### TASK INSTRUCTIONS
List the lines of this listing that hold the word "WIPER".
══════════
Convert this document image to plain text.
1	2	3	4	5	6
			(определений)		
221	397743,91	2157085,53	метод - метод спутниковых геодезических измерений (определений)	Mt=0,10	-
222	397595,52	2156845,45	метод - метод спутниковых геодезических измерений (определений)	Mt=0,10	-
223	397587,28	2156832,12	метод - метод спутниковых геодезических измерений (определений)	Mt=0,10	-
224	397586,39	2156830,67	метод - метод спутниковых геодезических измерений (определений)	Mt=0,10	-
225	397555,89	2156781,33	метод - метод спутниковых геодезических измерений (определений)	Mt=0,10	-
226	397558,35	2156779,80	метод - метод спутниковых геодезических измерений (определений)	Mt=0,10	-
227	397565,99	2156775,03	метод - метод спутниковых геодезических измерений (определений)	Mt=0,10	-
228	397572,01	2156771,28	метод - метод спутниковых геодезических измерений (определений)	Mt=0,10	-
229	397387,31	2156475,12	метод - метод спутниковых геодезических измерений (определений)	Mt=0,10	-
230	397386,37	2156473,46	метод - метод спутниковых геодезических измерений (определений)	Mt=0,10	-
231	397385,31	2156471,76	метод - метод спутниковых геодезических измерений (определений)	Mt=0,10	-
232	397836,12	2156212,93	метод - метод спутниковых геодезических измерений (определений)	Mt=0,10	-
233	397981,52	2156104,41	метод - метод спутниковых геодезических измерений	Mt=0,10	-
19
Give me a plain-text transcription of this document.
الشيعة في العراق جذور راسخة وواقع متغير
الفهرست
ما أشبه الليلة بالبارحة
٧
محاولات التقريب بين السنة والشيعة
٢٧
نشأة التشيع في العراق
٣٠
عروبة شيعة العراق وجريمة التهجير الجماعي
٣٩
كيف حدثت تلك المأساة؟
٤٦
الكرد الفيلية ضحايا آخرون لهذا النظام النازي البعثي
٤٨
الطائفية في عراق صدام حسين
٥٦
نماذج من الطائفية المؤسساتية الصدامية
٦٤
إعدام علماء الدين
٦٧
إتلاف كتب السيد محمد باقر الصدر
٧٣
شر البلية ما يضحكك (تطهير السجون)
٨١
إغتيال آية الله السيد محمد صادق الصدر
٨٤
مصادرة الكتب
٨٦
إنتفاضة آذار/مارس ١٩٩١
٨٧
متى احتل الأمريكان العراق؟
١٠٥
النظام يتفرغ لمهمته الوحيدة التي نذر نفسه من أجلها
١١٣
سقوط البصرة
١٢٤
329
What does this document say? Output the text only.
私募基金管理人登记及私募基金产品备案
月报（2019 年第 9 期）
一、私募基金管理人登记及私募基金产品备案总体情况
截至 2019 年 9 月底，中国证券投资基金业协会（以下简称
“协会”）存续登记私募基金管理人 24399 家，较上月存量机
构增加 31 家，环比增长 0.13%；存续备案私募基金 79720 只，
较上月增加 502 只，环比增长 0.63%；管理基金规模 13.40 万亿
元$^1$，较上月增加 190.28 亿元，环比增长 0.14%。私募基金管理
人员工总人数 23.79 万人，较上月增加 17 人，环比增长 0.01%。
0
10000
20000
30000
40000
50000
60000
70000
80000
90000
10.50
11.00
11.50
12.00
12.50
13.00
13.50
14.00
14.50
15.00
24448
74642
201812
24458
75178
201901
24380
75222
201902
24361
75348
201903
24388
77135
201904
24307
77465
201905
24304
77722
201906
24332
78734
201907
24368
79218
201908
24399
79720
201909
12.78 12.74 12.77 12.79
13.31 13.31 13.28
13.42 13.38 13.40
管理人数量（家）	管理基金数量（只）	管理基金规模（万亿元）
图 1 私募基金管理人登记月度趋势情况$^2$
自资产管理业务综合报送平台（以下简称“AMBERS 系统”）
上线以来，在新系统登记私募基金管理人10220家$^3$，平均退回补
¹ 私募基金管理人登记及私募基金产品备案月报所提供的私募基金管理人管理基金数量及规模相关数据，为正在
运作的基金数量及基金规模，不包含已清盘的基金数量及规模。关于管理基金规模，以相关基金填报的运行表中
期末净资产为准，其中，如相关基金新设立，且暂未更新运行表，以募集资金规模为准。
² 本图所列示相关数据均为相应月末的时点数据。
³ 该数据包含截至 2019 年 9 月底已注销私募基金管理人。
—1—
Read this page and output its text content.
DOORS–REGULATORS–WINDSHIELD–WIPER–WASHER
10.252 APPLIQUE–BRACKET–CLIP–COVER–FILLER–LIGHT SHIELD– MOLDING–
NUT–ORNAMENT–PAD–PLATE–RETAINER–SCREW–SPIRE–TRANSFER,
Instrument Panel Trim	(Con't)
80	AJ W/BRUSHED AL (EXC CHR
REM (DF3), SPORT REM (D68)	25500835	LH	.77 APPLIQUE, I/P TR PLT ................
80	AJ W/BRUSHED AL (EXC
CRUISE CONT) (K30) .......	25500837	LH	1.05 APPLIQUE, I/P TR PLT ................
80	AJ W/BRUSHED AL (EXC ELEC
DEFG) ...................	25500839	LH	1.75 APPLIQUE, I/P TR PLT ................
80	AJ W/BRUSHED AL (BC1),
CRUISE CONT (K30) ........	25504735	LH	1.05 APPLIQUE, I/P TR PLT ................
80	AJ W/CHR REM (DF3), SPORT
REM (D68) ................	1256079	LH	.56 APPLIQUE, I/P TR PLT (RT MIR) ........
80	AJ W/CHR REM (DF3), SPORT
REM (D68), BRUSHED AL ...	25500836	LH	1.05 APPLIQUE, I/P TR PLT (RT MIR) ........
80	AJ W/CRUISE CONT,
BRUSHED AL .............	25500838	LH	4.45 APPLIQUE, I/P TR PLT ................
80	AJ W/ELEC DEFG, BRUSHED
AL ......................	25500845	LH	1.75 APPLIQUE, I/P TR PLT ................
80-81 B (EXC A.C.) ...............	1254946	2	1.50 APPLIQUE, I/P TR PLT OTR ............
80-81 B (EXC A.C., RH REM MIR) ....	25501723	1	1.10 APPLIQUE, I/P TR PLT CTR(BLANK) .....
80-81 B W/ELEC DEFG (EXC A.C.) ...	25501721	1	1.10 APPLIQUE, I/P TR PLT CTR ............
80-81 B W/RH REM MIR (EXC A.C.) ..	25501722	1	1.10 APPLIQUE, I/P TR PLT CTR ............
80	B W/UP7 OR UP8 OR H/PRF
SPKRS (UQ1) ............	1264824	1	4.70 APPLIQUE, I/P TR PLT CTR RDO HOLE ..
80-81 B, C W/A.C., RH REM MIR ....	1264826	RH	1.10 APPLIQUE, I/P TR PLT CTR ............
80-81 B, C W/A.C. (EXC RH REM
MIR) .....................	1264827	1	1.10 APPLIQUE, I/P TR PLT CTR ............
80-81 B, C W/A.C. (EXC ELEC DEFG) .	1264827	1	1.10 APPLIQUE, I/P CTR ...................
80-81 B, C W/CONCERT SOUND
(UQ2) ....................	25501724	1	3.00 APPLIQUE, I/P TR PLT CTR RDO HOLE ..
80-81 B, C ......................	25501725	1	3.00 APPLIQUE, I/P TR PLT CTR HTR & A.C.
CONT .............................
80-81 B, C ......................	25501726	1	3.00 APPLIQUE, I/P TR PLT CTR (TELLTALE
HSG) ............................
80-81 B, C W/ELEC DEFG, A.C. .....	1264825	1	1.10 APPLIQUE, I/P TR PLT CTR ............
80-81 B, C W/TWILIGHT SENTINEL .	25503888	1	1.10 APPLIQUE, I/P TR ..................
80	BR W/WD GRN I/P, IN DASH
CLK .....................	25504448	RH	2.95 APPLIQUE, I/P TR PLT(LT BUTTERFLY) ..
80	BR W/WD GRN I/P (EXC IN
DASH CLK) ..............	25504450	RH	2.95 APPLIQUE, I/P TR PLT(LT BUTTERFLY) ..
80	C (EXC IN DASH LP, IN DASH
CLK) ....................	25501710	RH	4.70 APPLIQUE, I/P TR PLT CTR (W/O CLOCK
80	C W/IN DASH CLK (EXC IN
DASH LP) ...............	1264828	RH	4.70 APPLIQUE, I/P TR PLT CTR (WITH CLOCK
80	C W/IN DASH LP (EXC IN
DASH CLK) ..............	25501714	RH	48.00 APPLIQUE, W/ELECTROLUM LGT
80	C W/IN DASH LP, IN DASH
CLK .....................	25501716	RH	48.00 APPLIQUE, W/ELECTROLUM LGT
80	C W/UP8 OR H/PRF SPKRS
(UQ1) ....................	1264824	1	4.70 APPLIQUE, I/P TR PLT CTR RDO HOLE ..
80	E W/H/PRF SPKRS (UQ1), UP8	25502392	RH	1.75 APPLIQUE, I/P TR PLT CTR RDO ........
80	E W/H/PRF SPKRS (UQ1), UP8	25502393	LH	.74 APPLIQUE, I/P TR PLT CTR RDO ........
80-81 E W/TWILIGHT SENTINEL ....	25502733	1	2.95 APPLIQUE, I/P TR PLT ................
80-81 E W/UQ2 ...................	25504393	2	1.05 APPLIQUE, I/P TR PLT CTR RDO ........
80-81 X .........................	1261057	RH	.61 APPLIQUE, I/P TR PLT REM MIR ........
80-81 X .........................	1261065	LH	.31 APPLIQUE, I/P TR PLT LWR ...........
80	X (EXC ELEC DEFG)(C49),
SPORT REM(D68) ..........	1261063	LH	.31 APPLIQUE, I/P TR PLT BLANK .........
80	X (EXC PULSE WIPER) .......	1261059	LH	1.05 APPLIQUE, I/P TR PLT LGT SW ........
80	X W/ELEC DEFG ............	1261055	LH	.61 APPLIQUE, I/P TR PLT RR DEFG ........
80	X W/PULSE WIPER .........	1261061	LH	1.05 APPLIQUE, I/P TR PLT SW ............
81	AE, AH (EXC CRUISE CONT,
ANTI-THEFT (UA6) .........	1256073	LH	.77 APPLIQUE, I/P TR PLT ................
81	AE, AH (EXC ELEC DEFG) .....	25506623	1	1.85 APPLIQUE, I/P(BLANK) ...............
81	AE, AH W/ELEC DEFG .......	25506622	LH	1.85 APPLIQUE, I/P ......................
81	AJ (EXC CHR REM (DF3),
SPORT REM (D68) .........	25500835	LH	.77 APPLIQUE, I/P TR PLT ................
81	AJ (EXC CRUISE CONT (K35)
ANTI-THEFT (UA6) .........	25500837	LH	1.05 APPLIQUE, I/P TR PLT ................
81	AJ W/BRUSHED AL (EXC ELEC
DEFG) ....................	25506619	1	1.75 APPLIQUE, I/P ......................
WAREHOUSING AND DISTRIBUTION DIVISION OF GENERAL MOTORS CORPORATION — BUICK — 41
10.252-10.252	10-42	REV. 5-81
══════════
### SOLUTION TO THE EXERCISE
DOORS–REGULATORS–WINDSHIELD–WIPER–WASHER
80	X (EXC PULSE WIPER) .......	1261059	LH	1.05 APPLIQUE, I/P TR PLT LGT SW ........
80	X W/PULSE WIPER .........	1261061	LH	1.05 APPLIQUE, I/P TR PLT SW ............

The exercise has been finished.